_Goal_: Using the records below, reproduce exactly the lines from the one containing "Read out every word on this page." through the end, and nothing more; skip the images.

Start of Supplied records

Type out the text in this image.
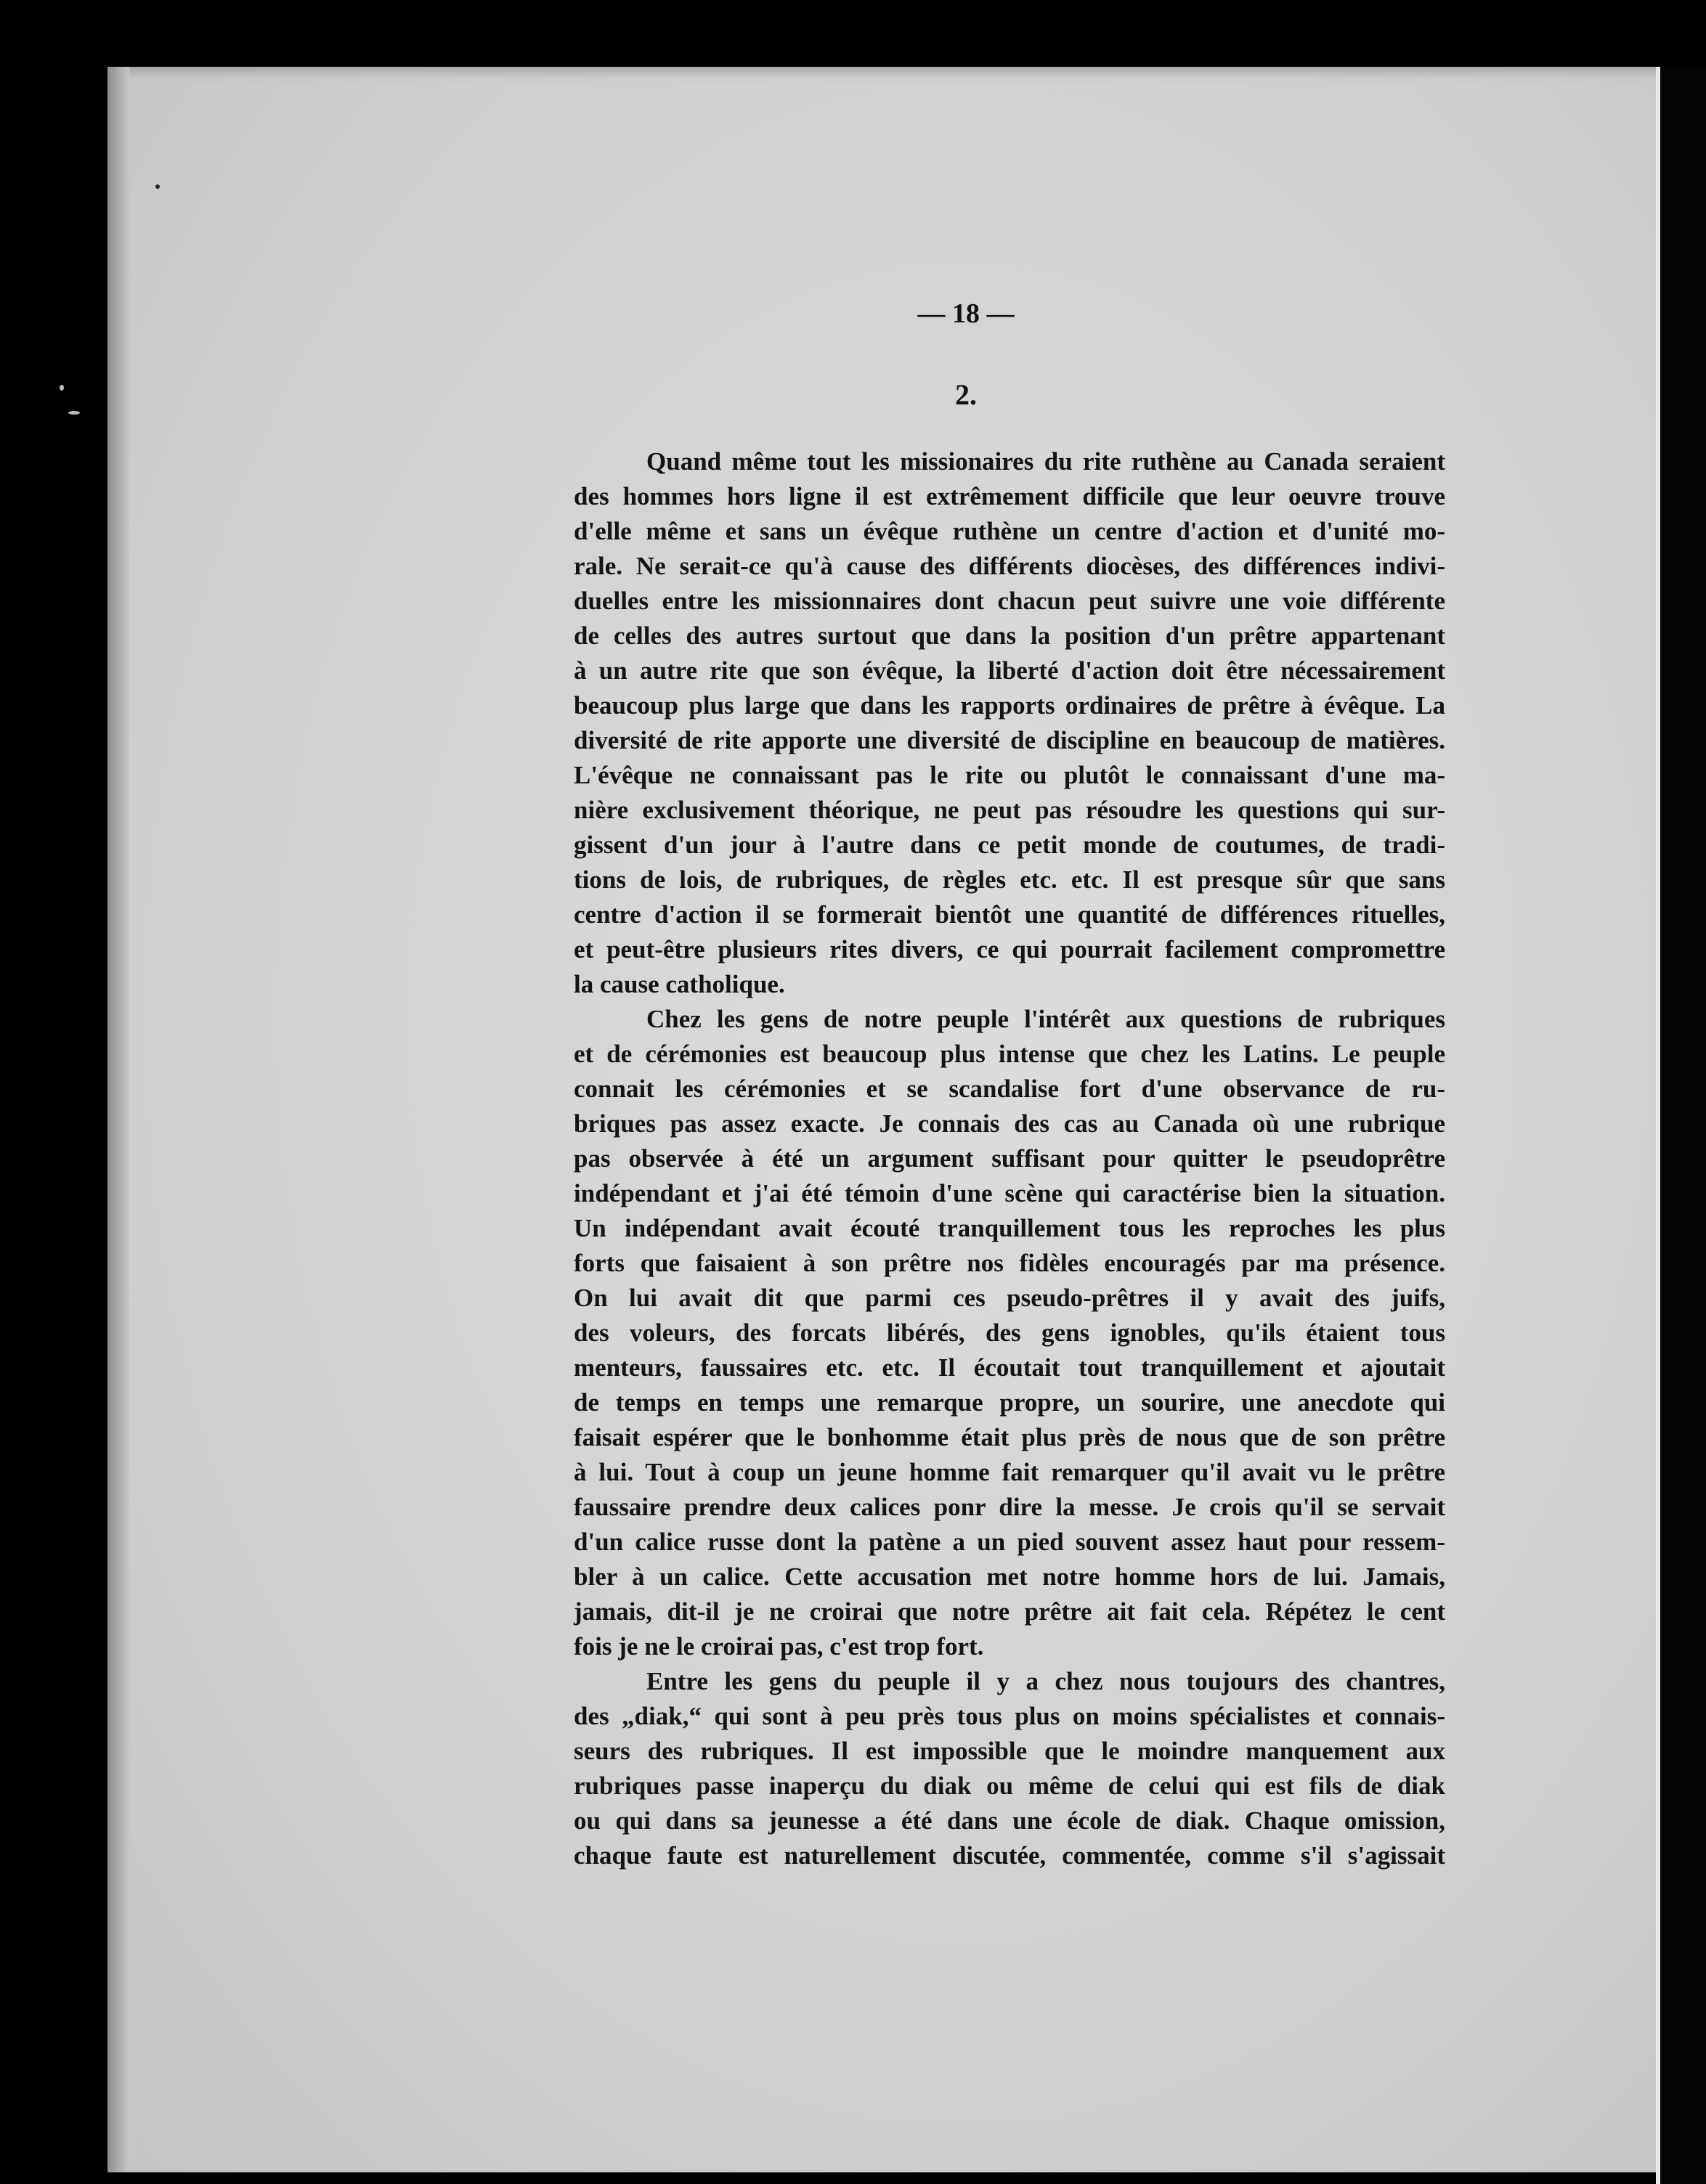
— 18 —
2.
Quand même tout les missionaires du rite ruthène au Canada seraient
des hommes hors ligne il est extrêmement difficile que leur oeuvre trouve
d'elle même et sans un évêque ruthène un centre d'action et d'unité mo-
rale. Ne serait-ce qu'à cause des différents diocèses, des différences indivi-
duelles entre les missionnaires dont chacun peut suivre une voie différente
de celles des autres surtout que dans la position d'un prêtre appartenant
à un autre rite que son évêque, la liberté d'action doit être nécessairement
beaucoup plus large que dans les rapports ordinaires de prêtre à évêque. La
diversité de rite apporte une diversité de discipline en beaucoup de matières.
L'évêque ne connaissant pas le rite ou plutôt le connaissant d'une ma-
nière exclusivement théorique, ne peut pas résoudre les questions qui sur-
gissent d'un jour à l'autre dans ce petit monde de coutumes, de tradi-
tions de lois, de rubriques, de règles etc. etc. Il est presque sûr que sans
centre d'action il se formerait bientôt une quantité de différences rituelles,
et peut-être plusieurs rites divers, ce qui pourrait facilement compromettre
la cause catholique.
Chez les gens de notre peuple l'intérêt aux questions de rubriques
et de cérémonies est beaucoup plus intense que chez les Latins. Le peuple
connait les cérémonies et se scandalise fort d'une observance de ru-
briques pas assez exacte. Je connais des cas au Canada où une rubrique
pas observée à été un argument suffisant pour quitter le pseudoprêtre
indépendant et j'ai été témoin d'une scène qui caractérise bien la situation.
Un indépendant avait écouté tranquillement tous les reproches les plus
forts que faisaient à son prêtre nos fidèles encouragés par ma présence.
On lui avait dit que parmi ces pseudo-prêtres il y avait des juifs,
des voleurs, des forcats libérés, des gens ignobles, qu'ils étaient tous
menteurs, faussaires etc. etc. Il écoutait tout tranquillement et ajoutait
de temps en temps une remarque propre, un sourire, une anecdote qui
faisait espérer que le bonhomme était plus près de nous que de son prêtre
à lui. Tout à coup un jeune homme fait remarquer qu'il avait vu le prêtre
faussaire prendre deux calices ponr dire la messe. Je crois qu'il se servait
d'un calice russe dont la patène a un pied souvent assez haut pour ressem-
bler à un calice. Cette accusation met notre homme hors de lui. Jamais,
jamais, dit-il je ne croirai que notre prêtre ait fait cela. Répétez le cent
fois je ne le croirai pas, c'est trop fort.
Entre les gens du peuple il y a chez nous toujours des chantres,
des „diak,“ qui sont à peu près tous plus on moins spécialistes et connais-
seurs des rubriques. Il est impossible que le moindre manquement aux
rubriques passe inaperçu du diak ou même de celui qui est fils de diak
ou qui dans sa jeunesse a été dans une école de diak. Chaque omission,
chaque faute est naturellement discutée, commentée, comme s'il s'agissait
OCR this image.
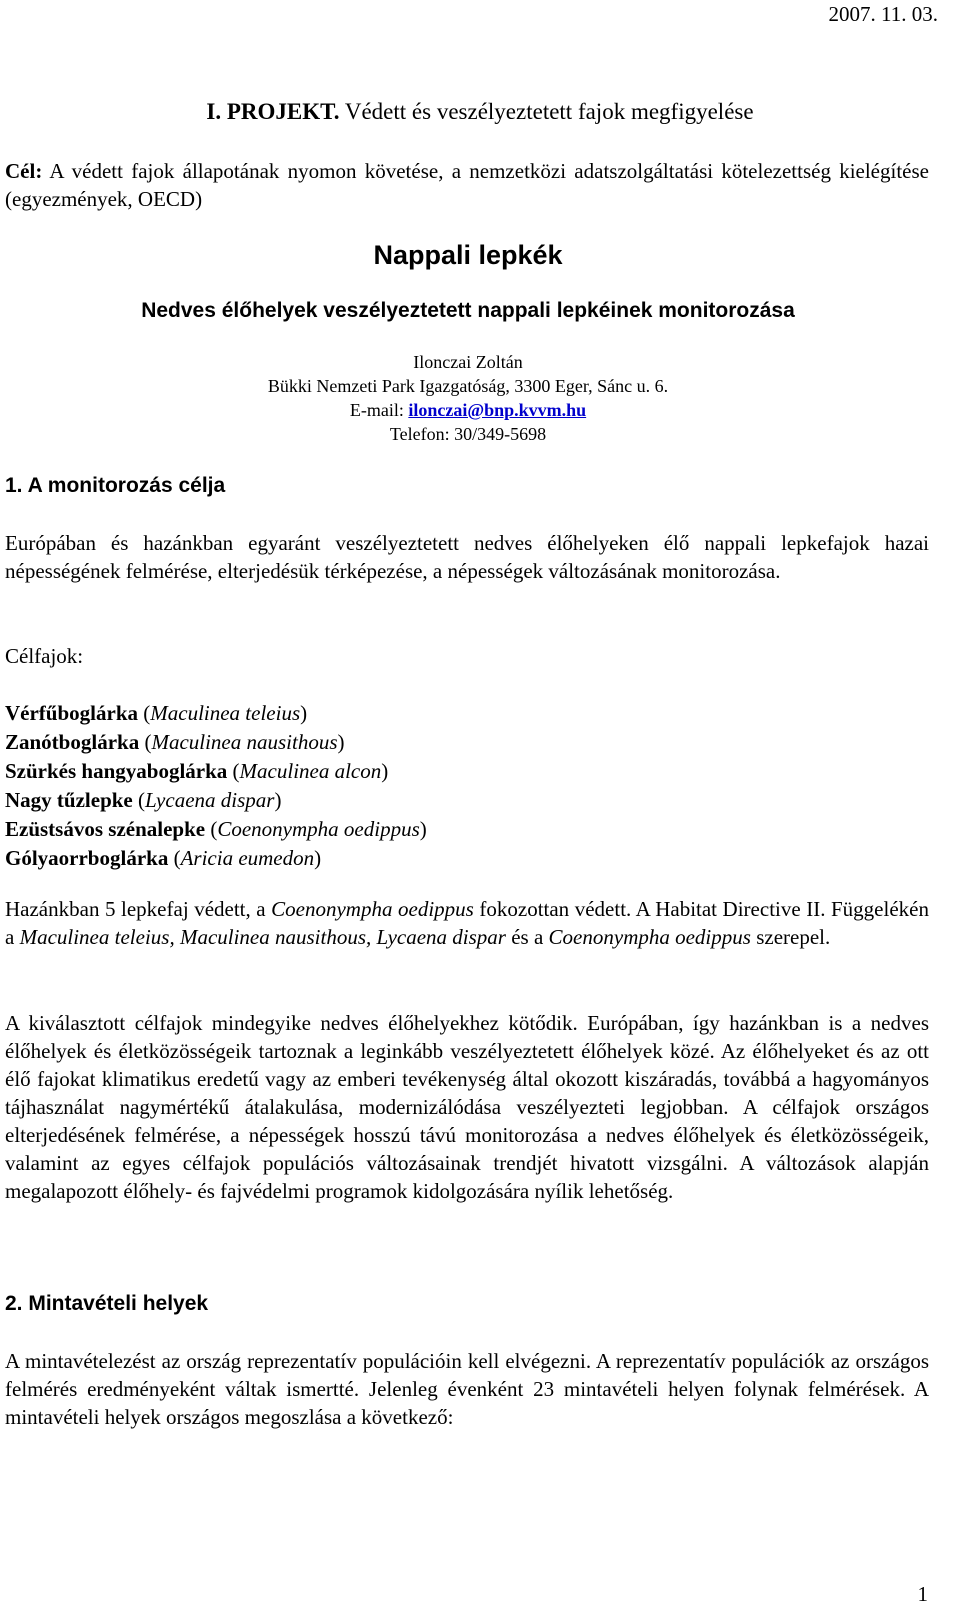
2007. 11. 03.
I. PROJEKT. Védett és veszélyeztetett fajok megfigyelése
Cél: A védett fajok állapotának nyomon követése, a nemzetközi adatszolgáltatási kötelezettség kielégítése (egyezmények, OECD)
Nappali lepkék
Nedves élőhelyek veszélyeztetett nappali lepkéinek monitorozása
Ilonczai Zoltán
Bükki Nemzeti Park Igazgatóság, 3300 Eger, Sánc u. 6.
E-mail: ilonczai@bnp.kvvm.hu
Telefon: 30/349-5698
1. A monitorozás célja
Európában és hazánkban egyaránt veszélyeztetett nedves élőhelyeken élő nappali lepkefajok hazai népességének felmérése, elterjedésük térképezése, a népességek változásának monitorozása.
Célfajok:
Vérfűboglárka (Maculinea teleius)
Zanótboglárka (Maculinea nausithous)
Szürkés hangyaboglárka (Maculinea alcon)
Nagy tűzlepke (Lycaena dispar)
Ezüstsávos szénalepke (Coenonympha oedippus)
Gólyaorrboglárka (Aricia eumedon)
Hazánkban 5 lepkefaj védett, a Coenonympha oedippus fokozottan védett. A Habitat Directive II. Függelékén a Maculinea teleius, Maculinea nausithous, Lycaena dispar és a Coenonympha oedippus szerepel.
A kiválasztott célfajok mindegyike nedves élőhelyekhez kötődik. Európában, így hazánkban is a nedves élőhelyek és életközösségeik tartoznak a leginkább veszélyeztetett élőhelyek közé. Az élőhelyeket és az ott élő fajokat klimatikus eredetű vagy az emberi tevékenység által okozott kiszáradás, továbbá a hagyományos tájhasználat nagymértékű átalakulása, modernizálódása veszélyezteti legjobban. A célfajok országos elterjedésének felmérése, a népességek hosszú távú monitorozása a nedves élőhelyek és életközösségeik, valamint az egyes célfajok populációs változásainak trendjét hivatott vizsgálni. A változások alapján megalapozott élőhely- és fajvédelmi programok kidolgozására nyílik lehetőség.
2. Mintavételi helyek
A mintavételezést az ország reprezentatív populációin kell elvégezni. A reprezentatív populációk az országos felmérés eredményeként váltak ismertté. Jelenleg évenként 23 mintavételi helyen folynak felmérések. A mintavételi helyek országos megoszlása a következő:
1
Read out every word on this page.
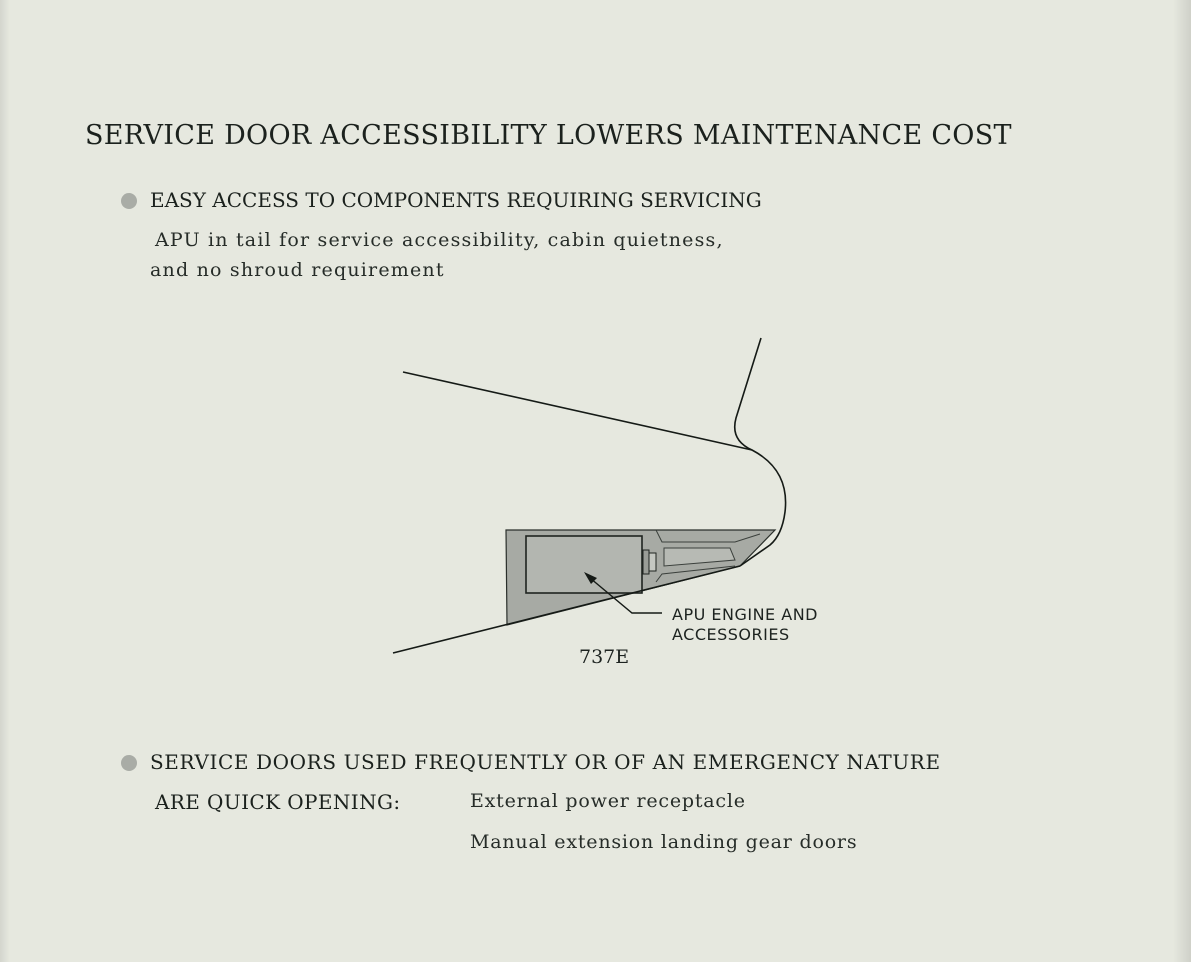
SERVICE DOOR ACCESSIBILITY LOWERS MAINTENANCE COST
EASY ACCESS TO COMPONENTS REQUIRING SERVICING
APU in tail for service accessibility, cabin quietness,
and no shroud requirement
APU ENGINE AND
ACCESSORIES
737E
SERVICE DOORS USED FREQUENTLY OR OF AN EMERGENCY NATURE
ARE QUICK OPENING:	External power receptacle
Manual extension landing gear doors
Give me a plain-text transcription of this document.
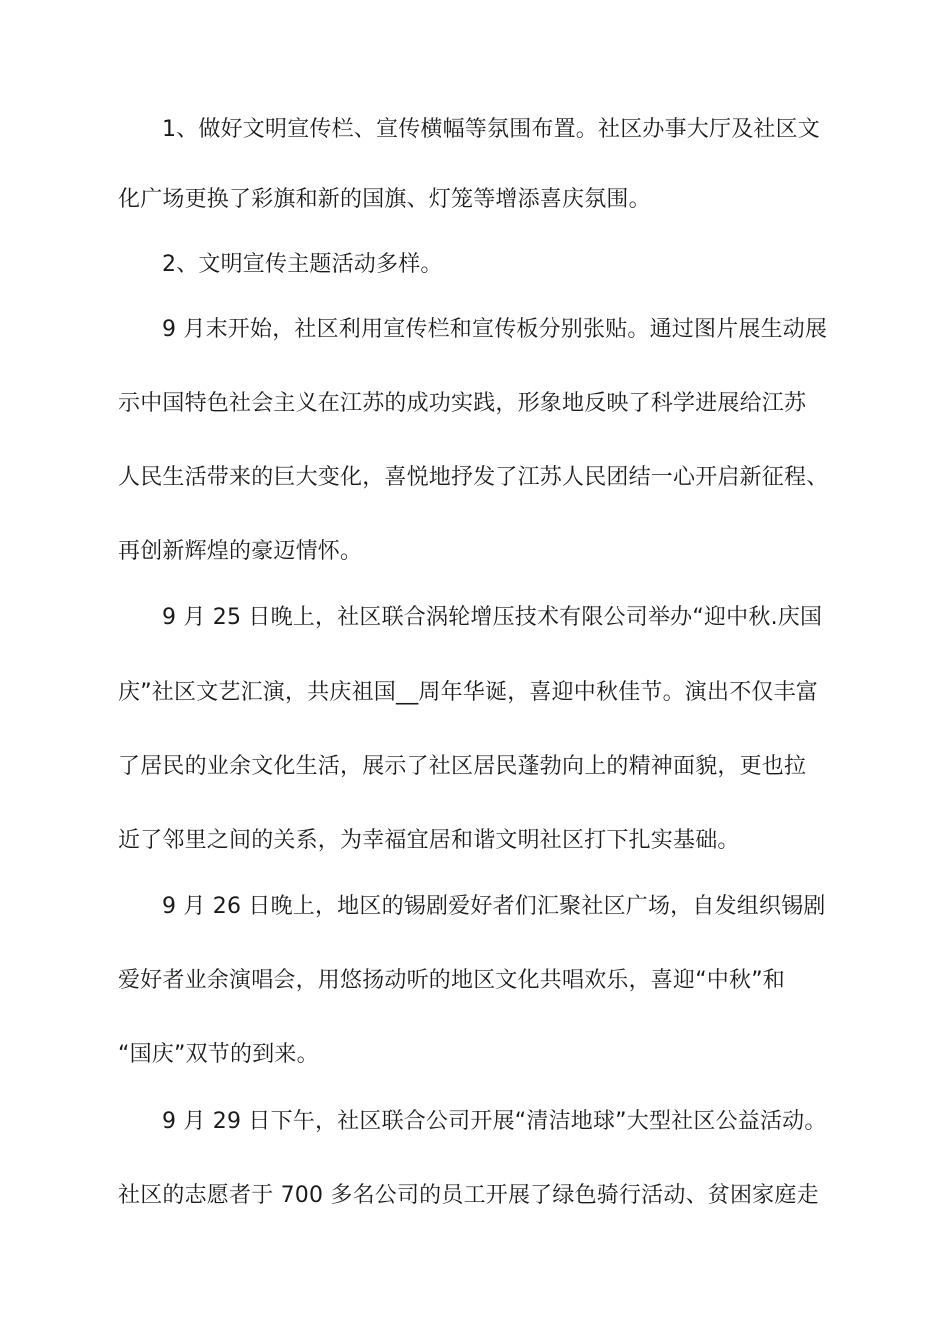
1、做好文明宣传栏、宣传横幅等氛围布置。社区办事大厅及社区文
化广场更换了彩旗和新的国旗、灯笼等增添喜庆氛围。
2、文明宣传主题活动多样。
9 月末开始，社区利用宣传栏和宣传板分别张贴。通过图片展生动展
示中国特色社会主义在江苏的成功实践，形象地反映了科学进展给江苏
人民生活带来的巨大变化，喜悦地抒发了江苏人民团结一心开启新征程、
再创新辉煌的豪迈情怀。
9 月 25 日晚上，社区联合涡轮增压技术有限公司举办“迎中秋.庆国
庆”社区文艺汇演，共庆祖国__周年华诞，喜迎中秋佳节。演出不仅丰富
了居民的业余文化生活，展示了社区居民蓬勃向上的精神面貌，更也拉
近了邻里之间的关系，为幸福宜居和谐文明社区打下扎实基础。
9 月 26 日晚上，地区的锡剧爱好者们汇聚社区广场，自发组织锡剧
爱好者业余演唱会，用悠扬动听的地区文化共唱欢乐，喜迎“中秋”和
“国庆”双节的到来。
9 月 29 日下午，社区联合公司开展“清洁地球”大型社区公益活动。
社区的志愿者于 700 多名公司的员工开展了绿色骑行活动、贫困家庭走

End of Supplied records

_Exercise result_:
Read out every word on this page.
SERVICE DOOR ACCESSIBILITY LOWERS MAINTENANCE COST
EASY ACCESS TO COMPONENTS REQUIRING SERVICING
APU in tail for service accessibility, cabin quietness,
and no shroud requirement
APU ENGINE AND
ACCESSORIES
737E
SERVICE DOORS USED FREQUENTLY OR OF AN EMERGENCY NATURE
ARE QUICK OPENING:	External power receptacle
Manual extension landing gear doors
Give me a plain-text transcription of this document.
1、做好文明宣传栏、宣传横幅等氛围布置。社区办事大厅及社区文
化广场更换了彩旗和新的国旗、灯笼等增添喜庆氛围。
2、文明宣传主题活动多样。
9 月末开始，社区利用宣传栏和宣传板分别张贴。通过图片展生动展
示中国特色社会主义在江苏的成功实践，形象地反映了科学进展给江苏
人民生活带来的巨大变化，喜悦地抒发了江苏人民团结一心开启新征程、
再创新辉煌的豪迈情怀。
9 月 25 日晚上，社区联合涡轮增压技术有限公司举办“迎中秋.庆国
庆”社区文艺汇演，共庆祖国__周年华诞，喜迎中秋佳节。演出不仅丰富
了居民的业余文化生活，展示了社区居民蓬勃向上的精神面貌，更也拉
近了邻里之间的关系，为幸福宜居和谐文明社区打下扎实基础。
9 月 26 日晚上，地区的锡剧爱好者们汇聚社区广场，自发组织锡剧
爱好者业余演唱会，用悠扬动听的地区文化共唱欢乐，喜迎“中秋”和
“国庆”双节的到来。
9 月 29 日下午，社区联合公司开展“清洁地球”大型社区公益活动。
社区的志愿者于 700 多名公司的员工开展了绿色骑行活动、贫困家庭走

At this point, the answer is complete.